— START OF MATERIAL FOR THIS TASK —
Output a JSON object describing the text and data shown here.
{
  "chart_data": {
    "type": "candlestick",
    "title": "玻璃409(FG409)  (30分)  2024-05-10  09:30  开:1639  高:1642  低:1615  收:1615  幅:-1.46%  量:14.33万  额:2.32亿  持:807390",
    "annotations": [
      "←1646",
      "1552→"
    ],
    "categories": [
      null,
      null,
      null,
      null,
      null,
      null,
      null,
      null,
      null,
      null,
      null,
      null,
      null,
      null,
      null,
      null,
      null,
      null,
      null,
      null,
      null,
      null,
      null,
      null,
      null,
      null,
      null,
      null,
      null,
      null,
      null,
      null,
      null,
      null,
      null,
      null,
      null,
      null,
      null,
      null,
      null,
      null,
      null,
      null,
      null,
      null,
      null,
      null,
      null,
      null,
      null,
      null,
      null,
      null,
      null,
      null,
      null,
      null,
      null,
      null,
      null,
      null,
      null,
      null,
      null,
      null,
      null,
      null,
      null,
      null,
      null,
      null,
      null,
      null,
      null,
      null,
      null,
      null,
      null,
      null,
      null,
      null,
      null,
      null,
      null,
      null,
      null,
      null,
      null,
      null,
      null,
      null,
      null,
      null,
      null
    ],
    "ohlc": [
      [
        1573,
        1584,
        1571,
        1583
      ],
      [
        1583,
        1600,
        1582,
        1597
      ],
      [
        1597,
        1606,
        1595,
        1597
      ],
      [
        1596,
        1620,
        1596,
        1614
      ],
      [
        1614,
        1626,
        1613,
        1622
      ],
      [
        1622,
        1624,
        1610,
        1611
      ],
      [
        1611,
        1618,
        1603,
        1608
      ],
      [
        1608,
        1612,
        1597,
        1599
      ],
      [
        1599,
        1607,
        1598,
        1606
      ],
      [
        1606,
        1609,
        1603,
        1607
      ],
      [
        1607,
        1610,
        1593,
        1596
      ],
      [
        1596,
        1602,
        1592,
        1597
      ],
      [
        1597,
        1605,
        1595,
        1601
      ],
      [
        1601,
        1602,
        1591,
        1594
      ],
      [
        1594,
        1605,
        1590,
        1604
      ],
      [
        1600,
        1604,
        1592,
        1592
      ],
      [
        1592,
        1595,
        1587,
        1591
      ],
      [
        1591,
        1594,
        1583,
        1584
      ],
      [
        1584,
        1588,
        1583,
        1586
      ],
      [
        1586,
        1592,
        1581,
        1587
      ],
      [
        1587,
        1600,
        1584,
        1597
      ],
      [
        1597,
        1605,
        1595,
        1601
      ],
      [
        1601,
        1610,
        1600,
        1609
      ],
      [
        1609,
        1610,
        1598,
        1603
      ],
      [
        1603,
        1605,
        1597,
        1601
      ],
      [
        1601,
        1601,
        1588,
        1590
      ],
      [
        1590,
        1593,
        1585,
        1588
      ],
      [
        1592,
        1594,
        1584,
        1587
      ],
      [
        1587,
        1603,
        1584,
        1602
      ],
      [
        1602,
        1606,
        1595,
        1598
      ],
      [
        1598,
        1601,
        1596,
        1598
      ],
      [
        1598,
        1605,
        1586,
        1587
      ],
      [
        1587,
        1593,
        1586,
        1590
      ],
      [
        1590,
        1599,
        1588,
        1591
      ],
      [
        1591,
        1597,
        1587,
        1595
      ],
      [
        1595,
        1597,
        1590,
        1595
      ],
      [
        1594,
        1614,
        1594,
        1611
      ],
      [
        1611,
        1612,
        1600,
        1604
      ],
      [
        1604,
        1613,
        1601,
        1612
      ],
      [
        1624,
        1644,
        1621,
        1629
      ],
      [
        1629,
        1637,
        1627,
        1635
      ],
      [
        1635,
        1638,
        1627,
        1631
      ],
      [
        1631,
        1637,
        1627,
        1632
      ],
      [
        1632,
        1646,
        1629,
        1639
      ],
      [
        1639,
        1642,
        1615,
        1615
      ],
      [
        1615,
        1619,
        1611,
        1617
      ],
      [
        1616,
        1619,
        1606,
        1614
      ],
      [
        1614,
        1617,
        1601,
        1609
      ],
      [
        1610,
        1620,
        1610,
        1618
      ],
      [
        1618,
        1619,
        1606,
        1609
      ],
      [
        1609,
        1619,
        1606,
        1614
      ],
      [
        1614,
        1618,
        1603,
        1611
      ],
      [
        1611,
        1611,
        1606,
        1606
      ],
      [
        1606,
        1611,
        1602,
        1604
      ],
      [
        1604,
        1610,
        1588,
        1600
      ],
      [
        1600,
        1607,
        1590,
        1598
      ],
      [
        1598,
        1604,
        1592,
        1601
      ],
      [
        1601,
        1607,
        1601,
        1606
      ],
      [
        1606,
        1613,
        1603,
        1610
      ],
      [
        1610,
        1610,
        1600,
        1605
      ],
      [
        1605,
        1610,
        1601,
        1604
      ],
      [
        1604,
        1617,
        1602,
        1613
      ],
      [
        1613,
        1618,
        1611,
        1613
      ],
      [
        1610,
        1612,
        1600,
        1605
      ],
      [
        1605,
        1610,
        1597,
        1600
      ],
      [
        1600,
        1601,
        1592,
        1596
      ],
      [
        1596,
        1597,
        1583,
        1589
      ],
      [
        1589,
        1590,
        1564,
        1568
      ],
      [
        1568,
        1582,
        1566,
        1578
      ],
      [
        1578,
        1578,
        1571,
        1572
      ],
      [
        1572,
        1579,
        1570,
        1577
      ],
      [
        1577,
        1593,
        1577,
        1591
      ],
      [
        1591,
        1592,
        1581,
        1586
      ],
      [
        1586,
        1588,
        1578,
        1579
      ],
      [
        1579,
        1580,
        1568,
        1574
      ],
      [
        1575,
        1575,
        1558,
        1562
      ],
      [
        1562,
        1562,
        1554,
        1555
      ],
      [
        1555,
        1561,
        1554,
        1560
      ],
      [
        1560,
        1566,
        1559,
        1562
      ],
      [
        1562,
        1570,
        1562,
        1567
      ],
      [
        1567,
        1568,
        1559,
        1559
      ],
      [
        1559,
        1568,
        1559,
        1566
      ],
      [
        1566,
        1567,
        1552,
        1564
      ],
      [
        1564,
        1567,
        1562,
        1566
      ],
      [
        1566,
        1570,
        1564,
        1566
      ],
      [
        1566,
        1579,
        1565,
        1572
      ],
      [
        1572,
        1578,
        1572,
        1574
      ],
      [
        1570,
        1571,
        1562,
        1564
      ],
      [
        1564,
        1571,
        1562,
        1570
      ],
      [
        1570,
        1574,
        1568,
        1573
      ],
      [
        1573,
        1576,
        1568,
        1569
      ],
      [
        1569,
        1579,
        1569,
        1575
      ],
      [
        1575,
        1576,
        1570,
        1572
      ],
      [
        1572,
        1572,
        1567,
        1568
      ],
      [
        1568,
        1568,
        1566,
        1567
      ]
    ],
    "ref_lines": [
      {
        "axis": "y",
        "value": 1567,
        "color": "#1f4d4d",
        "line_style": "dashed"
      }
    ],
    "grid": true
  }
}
— END OF MATERIAL FOR THIS TASK —
• **STATED TASK**
Quote each line of the data above exactly as written.

• **ANSWER FOR THE TASK**
Output a JSON object describing the text and data shown here.
{
  "chart_data": {
    "type": "candlestick",
    "title": "玻璃409(FG409)  (30分)  2024-05-10  09:30  开:1639  高:1642  低:1615  收:1615  幅:-1.46%  量:14.33万  额:2.32亿  持:807390",
    "annotations": [
      "←1646",
      "1552→"
    ],
    "categories": [
      null,
      null,
      null,
      null,
      null,
      null,
      null,
      null,
      null,
      null,
      null,
      null,
      null,
      null,
      null,
      null,
      null,
      null,
      null,
      null,
      null,
      null,
      null,
      null,
      null,
      null,
      null,
      null,
      null,
      null,
      null,
      null,
      null,
      null,
      null,
      null,
      null,
      null,
      null,
      null,
      null,
      null,
      null,
      null,
      null,
      null,
      null,
      null,
      null,
      null,
      null,
      null,
      null,
      null,
      null,
      null,
      null,
      null,
      null,
      null,
      null,
      null,
      null,
      null,
      null,
      null,
      null,
      null,
      null,
      null,
      null,
      null,
      null,
      null,
      null,
      null,
      null,
      null,
      null,
      null,
      null,
      null,
      null,
      null,
      null,
      null,
      null,
      null,
      null,
      null,
      null,
      null,
      null,
      null,
      null
    ],
    "ohlc": [
      [
        1573,
        1584,
        1571,
        1583
      ],
      [
        1583,
        1600,
        1582,
        1597
      ],
      [
        1597,
        1606,
        1595,
        1597
      ],
      [
        1596,
        1620,
        1596,
        1614
      ],
      [
        1614,
        1626,
        1613,
        1622
      ],
      [
        1622,
        1624,
        1610,
        1611
      ],
      [
        1611,
        1618,
        1603,
        1608
      ],
      [
        1608,
        1612,
        1597,
        1599
      ],
      [
        1599,
        1607,
        1598,
        1606
      ],
      [
        1606,
        1609,
        1603,
        1607
      ],
      [
        1607,
        1610,
        1593,
        1596
      ],
      [
        1596,
        1602,
        1592,
        1597
      ],
      [
        1597,
        1605,
        1595,
        1601
      ],
      [
        1601,
        1602,
        1591,
        1594
      ],
      [
        1594,
        1605,
        1590,
        1604
      ],
      [
        1600,
        1604,
        1592,
        1592
      ],
      [
        1592,
        1595,
        1587,
        1591
      ],
      [
        1591,
        1594,
        1583,
        1584
      ],
      [
        1584,
        1588,
        1583,
        1586
      ],
      [
        1586,
        1592,
        1581,
        1587
      ],
      [
        1587,
        1600,
        1584,
        1597
      ],
      [
        1597,
        1605,
        1595,
        1601
      ],
      [
        1601,
        1610,
        1600,
        1609
      ],
      [
        1609,
        1610,
        1598,
        1603
      ],
      [
        1603,
        1605,
        1597,
        1601
      ],
      [
        1601,
        1601,
        1588,
        1590
      ],
      [
        1590,
        1593,
        1585,
        1588
      ],
      [
        1592,
        1594,
        1584,
        1587
      ],
      [
        1587,
        1603,
        1584,
        1602
      ],
      [
        1602,
        1606,
        1595,
        1598
      ],
      [
        1598,
        1601,
        1596,
        1598
      ],
      [
        1598,
        1605,
        1586,
        1587
      ],
      [
        1587,
        1593,
        1586,
        1590
      ],
      [
        1590,
        1599,
        1588,
        1591
      ],
      [
        1591,
        1597,
        1587,
        1595
      ],
      [
        1595,
        1597,
        1590,
        1595
      ],
      [
        1594,
        1614,
        1594,
        1611
      ],
      [
        1611,
        1612,
        1600,
        1604
      ],
      [
        1604,
        1613,
        1601,
        1612
      ],
      [
        1624,
        1644,
        1621,
        1629
      ],
      [
        1629,
        1637,
        1627,
        1635
      ],
      [
        1635,
        1638,
        1627,
        1631
      ],
      [
        1631,
        1637,
        1627,
        1632
      ],
      [
        1632,
        1646,
        1629,
        1639
      ],
      [
        1639,
        1642,
        1615,
        1615
      ],
      [
        1615,
        1619,
        1611,
        1617
      ],
      [
        1616,
        1619,
        1606,
        1614
      ],
      [
        1614,
        1617,
        1601,
        1609
      ],
      [
        1610,
        1620,
        1610,
        1618
      ],
      [
        1618,
        1619,
        1606,
        1609
      ],
      [
        1609,
        1619,
        1606,
        1614
      ],
      [
        1614,
        1618,
        1603,
        1611
      ],
      [
        1611,
        1611,
        1606,
        1606
      ],
      [
        1606,
        1611,
        1602,
        1604
      ],
      [
        1604,
        1610,
        1588,
        1600
      ],
      [
        1600,
        1607,
        1590,
        1598
      ],
      [
        1598,
        1604,
        1592,
        1601
      ],
      [
        1601,
        1607,
        1601,
        1606
      ],
      [
        1606,
        1613,
        1603,
        1610
      ],
      [
        1610,
        1610,
        1600,
        1605
      ],
      [
        1605,
        1610,
        1601,
        1604
      ],
      [
        1604,
        1617,
        1602,
        1613
      ],
      [
        1613,
        1618,
        1611,
        1613
      ],
      [
        1610,
        1612,
        1600,
        1605
      ],
      [
        1605,
        1610,
        1597,
        1600
      ],
      [
        1600,
        1601,
        1592,
        1596
      ],
      [
        1596,
        1597,
        1583,
        1589
      ],
      [
        1589,
        1590,
        1564,
        1568
      ],
      [
        1568,
        1582,
        1566,
        1578
      ],
      [
        1578,
        1578,
        1571,
        1572
      ],
      [
        1572,
        1579,
        1570,
        1577
      ],
      [
        1577,
        1593,
        1577,
        1591
      ],
      [
        1591,
        1592,
        1581,
        1586
      ],
      [
        1586,
        1588,
        1578,
        1579
      ],
      [
        1579,
        1580,
        1568,
        1574
      ],
      [
        1575,
        1575,
        1558,
        1562
      ],
      [
        1562,
        1562,
        1554,
        1555
      ],
      [
        1555,
        1561,
        1554,
        1560
      ],
      [
        1560,
        1566,
        1559,
        1562
      ],
      [
        1562,
        1570,
        1562,
        1567
      ],
      [
        1567,
        1568,
        1559,
        1559
      ],
      [
        1559,
        1568,
        1559,
        1566
      ],
      [
        1566,
        1567,
        1552,
        1564
      ],
      [
        1564,
        1567,
        1562,
        1566
      ],
      [
        1566,
        1570,
        1564,
        1566
      ],
      [
        1566,
        1579,
        1565,
        1572
      ],
      [
        1572,
        1578,
        1572,
        1574
      ],
      [
        1570,
        1571,
        1562,
        1564
      ],
      [
        1564,
        1571,
        1562,
        1570
      ],
      [
        1570,
        1574,
        1568,
        1573
      ],
      [
        1573,
        1576,
        1568,
        1569
      ],
      [
        1569,
        1579,
        1569,
        1575
      ],
      [
        1575,
        1576,
        1570,
        1572
      ],
      [
        1572,
        1572,
        1567,
        1568
      ],
      [
        1568,
        1568,
        1566,
        1567
      ]
    ],
    "ref_lines": [
      {
        "axis": "y",
        "value": 1567,
        "color": "#1f4d4d",
        "line_style": "dashed"
      }
    ],
    "grid": true
  }
}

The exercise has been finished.